To do: Produce an exact copy of all the data below, dropping every image.

Records shown:
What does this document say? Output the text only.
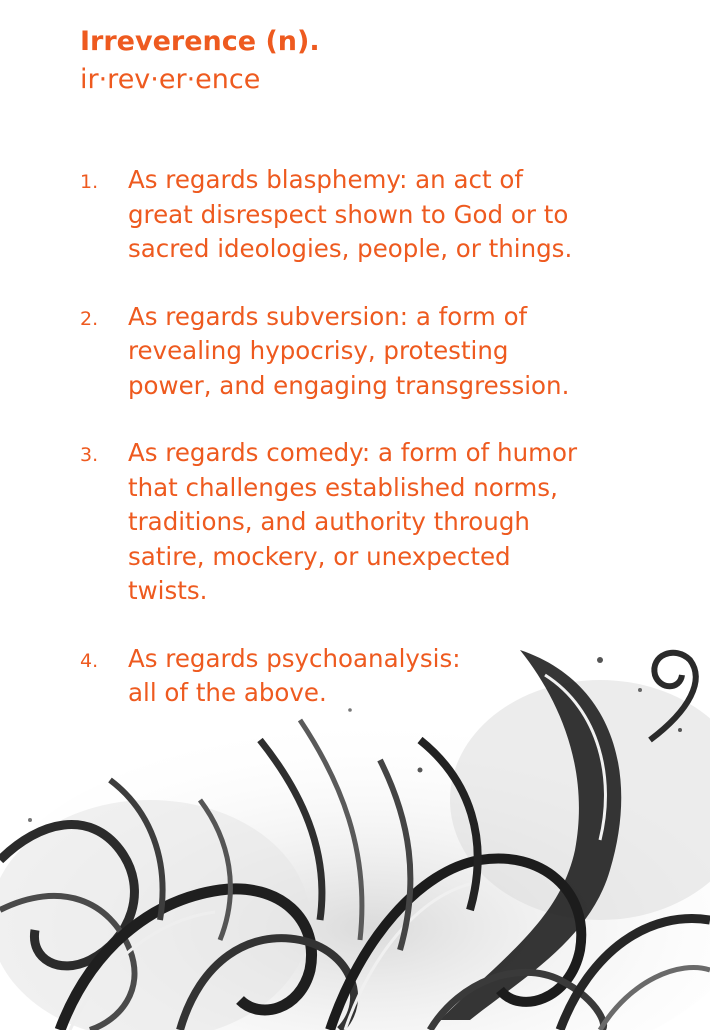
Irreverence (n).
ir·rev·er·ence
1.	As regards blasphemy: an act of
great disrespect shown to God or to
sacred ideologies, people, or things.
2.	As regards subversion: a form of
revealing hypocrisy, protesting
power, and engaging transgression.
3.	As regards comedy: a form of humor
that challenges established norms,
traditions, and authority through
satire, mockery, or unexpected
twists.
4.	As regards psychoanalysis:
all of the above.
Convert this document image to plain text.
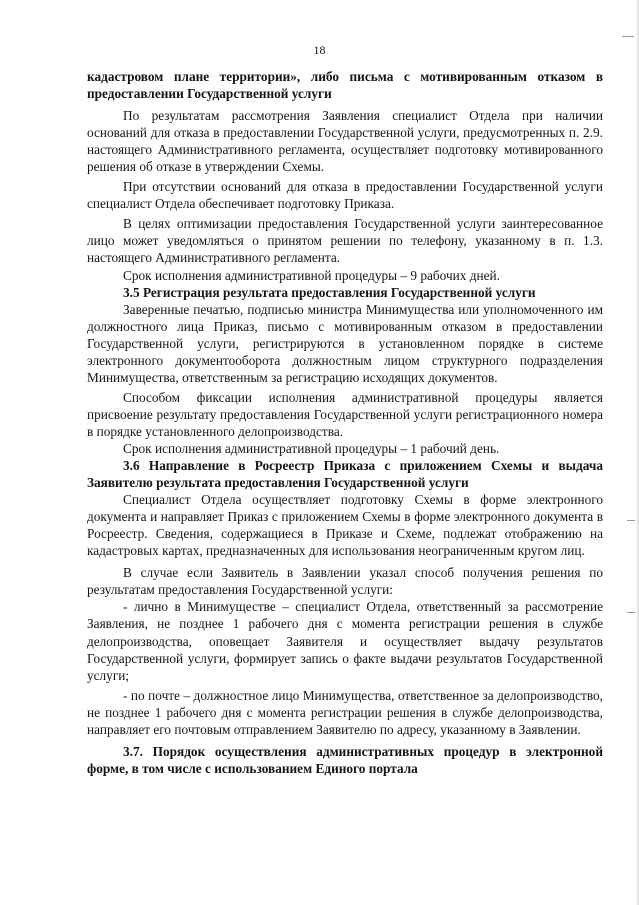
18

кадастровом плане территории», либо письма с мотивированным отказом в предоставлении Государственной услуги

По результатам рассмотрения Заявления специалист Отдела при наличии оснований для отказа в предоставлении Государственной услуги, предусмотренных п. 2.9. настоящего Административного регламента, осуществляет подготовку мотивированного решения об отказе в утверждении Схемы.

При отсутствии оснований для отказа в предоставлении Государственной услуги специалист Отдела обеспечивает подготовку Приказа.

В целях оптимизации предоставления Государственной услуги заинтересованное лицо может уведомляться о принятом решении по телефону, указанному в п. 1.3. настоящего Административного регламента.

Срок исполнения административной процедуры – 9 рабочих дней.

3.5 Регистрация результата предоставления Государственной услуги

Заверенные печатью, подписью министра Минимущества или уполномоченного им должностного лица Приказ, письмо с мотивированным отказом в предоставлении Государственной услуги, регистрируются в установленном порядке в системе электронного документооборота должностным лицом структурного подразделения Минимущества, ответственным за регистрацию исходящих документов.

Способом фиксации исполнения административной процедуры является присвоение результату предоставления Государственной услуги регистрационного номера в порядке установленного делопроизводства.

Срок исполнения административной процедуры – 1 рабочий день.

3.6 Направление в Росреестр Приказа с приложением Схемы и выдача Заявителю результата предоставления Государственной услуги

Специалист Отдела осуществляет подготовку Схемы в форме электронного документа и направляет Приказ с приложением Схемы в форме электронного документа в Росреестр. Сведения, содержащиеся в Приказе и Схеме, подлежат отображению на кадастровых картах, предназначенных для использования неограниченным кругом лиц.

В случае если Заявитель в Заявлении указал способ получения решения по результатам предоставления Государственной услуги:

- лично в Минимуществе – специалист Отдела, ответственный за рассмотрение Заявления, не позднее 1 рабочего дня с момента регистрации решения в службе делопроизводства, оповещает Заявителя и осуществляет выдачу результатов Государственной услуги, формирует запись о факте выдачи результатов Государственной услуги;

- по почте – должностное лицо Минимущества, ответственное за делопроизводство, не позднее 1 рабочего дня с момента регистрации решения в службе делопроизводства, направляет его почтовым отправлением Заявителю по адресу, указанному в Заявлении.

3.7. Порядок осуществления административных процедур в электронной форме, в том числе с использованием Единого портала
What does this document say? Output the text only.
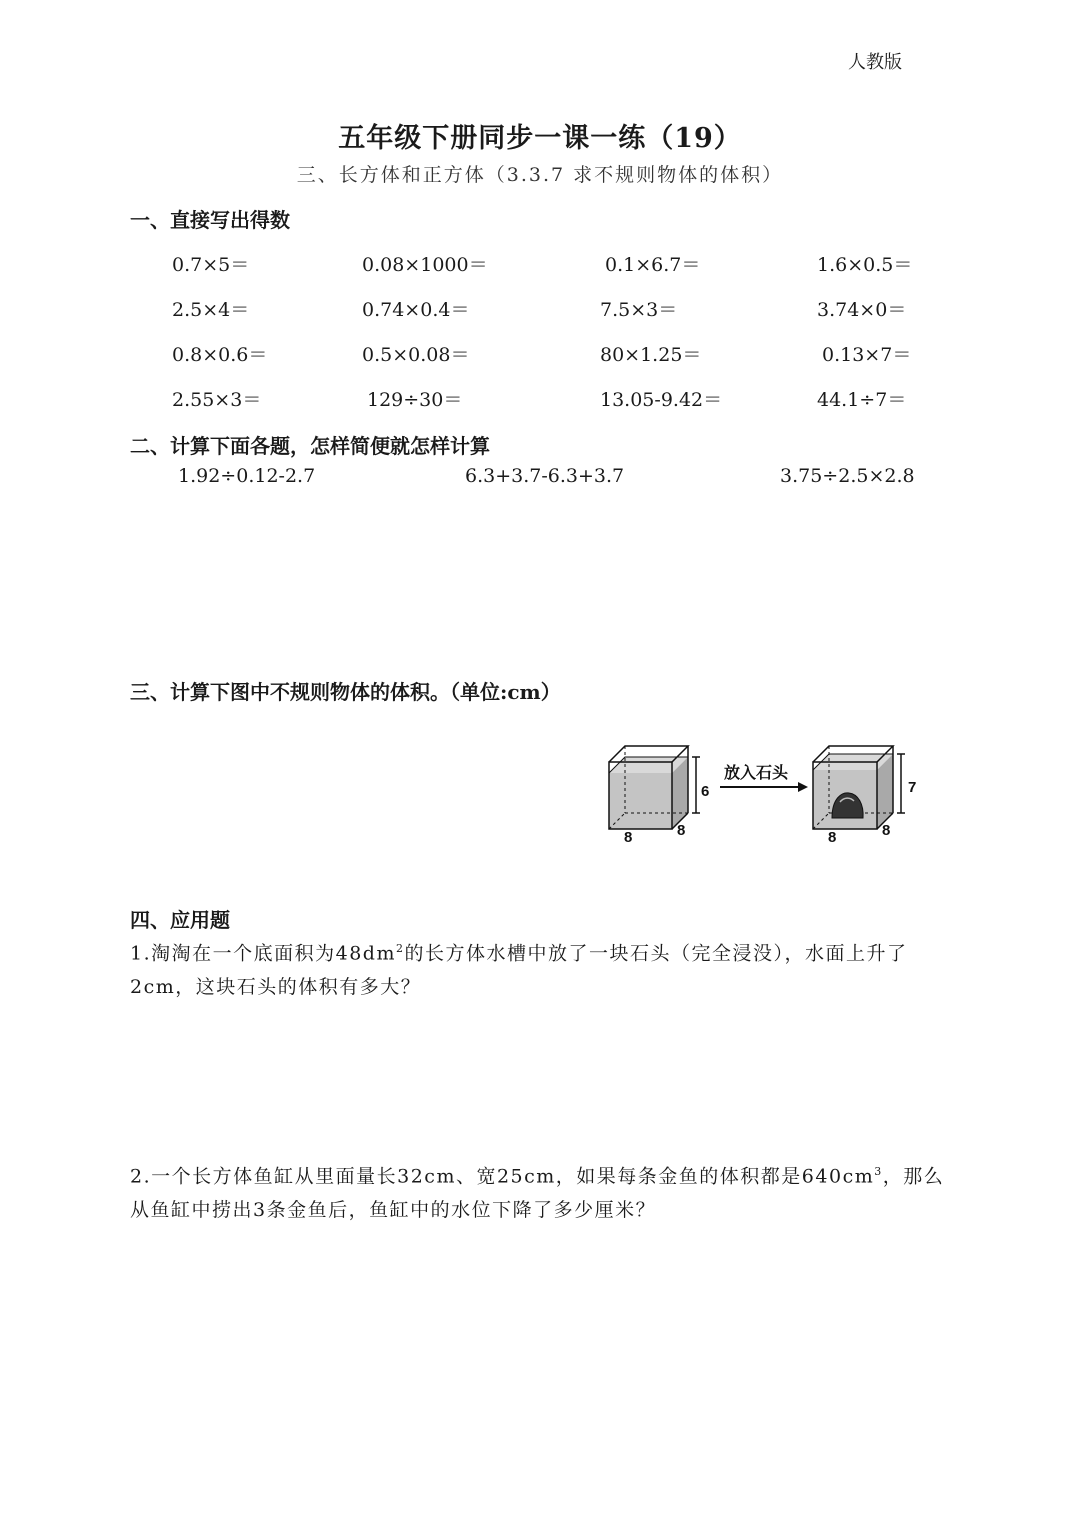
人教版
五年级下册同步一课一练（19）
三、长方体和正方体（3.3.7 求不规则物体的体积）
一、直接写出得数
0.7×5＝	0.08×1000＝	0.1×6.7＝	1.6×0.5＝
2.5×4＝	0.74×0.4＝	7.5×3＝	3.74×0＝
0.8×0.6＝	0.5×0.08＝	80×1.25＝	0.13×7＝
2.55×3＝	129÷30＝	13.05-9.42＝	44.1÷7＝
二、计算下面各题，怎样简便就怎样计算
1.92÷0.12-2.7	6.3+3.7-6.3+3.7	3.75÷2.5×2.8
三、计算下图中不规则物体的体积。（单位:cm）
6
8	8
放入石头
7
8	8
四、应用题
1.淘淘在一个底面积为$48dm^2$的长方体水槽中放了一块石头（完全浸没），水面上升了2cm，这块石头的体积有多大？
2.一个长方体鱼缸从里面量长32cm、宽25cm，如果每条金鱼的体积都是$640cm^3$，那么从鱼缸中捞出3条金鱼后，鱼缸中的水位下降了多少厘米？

Reply:
What does this document say? Output the text only.
Irreverence (n).
ir·rev·er·ence
1.	As regards blasphemy: an act of
great disrespect shown to God or to
sacred ideologies, people, or things.
2.	As regards subversion: a form of
revealing hypocrisy, protesting
power, and engaging transgression.
3.	As regards comedy: a form of humor
that challenges established norms,
traditions, and authority through
satire, mockery, or unexpected
twists.
4.	As regards psychoanalysis:
all of the above.
Convert this document image to plain text.
18

кадастровом плане территории», либо письма с мотивированным отказом в предоставлении Государственной услуги

По результатам рассмотрения Заявления специалист Отдела при наличии оснований для отказа в предоставлении Государственной услуги, предусмотренных п. 2.9. настоящего Административного регламента, осуществляет подготовку мотивированного решения об отказе в утверждении Схемы.

При отсутствии оснований для отказа в предоставлении Государственной услуги специалист Отдела обеспечивает подготовку Приказа.

В целях оптимизации предоставления Государственной услуги заинтересованное лицо может уведомляться о принятом решении по телефону, указанному в п. 1.3. настоящего Административного регламента.

Срок исполнения административной процедуры – 9 рабочих дней.

3.5 Регистрация результата предоставления Государственной услуги

Заверенные печатью, подписью министра Минимущества или уполномоченного им должностного лица Приказ, письмо с мотивированным отказом в предоставлении Государственной услуги, регистрируются в установленном порядке в системе электронного документооборота должностным лицом структурного подразделения Минимущества, ответственным за регистрацию исходящих документов.

Способом фиксации исполнения административной процедуры является присвоение результату предоставления Государственной услуги регистрационного номера в порядке установленного делопроизводства.

Срок исполнения административной процедуры – 1 рабочий день.

3.6 Направление в Росреестр Приказа с приложением Схемы и выдача Заявителю результата предоставления Государственной услуги

Специалист Отдела осуществляет подготовку Схемы в форме электронного документа и направляет Приказ с приложением Схемы в форме электронного документа в Росреестр. Сведения, содержащиеся в Приказе и Схеме, подлежат отображению на кадастровых картах, предназначенных для использования неограниченным кругом лиц.

В случае если Заявитель в Заявлении указал способ получения решения по результатам предоставления Государственной услуги:

- лично в Минимуществе – специалист Отдела, ответственный за рассмотрение Заявления, не позднее 1 рабочего дня с момента регистрации решения в службе делопроизводства, оповещает Заявителя и осуществляет выдачу результатов Государственной услуги, формирует запись о факте выдачи результатов Государственной услуги;

- по почте – должностное лицо Минимущества, ответственное за делопроизводство, не позднее 1 рабочего дня с момента регистрации решения в службе делопроизводства, направляет его почтовым отправлением Заявителю по адресу, указанному в Заявлении.

3.7. Порядок осуществления административных процедур в электронной форме, в том числе с использованием Единого портала
What does this document say? Output the text only.
人教版
五年级下册同步一课一练（19）
三、长方体和正方体（3.3.7 求不规则物体的体积）
一、直接写出得数
0.7×5＝	0.08×1000＝	0.1×6.7＝	1.6×0.5＝
2.5×4＝	0.74×0.4＝	7.5×3＝	3.74×0＝
0.8×0.6＝	0.5×0.08＝	80×1.25＝	0.13×7＝
2.55×3＝	129÷30＝	13.05-9.42＝	44.1÷7＝
二、计算下面各题，怎样简便就怎样计算
1.92÷0.12-2.7	6.3+3.7-6.3+3.7	3.75÷2.5×2.8
三、计算下图中不规则物体的体积。（单位:cm）
6
8	8
放入石头
7
8	8
四、应用题
1.淘淘在一个底面积为$48dm^2$的长方体水槽中放了一块石头（完全浸没），水面上升了2cm，这块石头的体积有多大？
2.一个长方体鱼缸从里面量长32cm、宽25cm，如果每条金鱼的体积都是$640cm^3$，那么从鱼缸中捞出3条金鱼后，鱼缸中的水位下降了多少厘米？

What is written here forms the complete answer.